##### RECORDS PROVIDED
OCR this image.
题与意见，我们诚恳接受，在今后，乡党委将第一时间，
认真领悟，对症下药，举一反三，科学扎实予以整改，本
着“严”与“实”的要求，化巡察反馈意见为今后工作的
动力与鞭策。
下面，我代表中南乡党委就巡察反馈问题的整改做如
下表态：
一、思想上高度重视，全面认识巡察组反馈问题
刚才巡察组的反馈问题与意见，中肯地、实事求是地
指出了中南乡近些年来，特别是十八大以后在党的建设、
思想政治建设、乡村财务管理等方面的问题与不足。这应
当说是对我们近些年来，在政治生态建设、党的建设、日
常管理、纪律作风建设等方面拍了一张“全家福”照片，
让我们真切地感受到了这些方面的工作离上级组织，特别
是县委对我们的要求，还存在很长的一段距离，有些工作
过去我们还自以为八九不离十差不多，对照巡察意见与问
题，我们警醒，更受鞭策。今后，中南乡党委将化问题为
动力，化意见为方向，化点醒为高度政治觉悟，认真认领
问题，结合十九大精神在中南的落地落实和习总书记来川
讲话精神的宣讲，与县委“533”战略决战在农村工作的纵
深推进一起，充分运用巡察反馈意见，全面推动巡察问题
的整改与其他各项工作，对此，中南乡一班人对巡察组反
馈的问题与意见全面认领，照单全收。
##########
■ **INSTRUCTIONS TO FOLLOW**
Reproduce all data above, unchanged.

■ **OUTPUT**
OCR this image.
题与意见，我们诚恳接受，在今后，乡党委将第一时间，
认真领悟，对症下药，举一反三，科学扎实予以整改，本
着“严”与“实”的要求，化巡察反馈意见为今后工作的
动力与鞭策。
下面，我代表中南乡党委就巡察反馈问题的整改做如
下表态：
一、思想上高度重视，全面认识巡察组反馈问题
刚才巡察组的反馈问题与意见，中肯地、实事求是地
指出了中南乡近些年来，特别是十八大以后在党的建设、
思想政治建设、乡村财务管理等方面的问题与不足。这应
当说是对我们近些年来，在政治生态建设、党的建设、日
常管理、纪律作风建设等方面拍了一张“全家福”照片，
让我们真切地感受到了这些方面的工作离上级组织，特别
是县委对我们的要求，还存在很长的一段距离，有些工作
过去我们还自以为八九不离十差不多，对照巡察意见与问
题，我们警醒，更受鞭策。今后，中南乡党委将化问题为
动力，化意见为方向，化点醒为高度政治觉悟，认真认领
问题，结合十九大精神在中南的落地落实和习总书记来川
讲话精神的宣讲，与县委“533”战略决战在农村工作的纵
深推进一起，充分运用巡察反馈意见，全面推动巡察问题
的整改与其他各项工作，对此，中南乡一班人对巡察组反
馈的问题与意见全面认领，照单全收。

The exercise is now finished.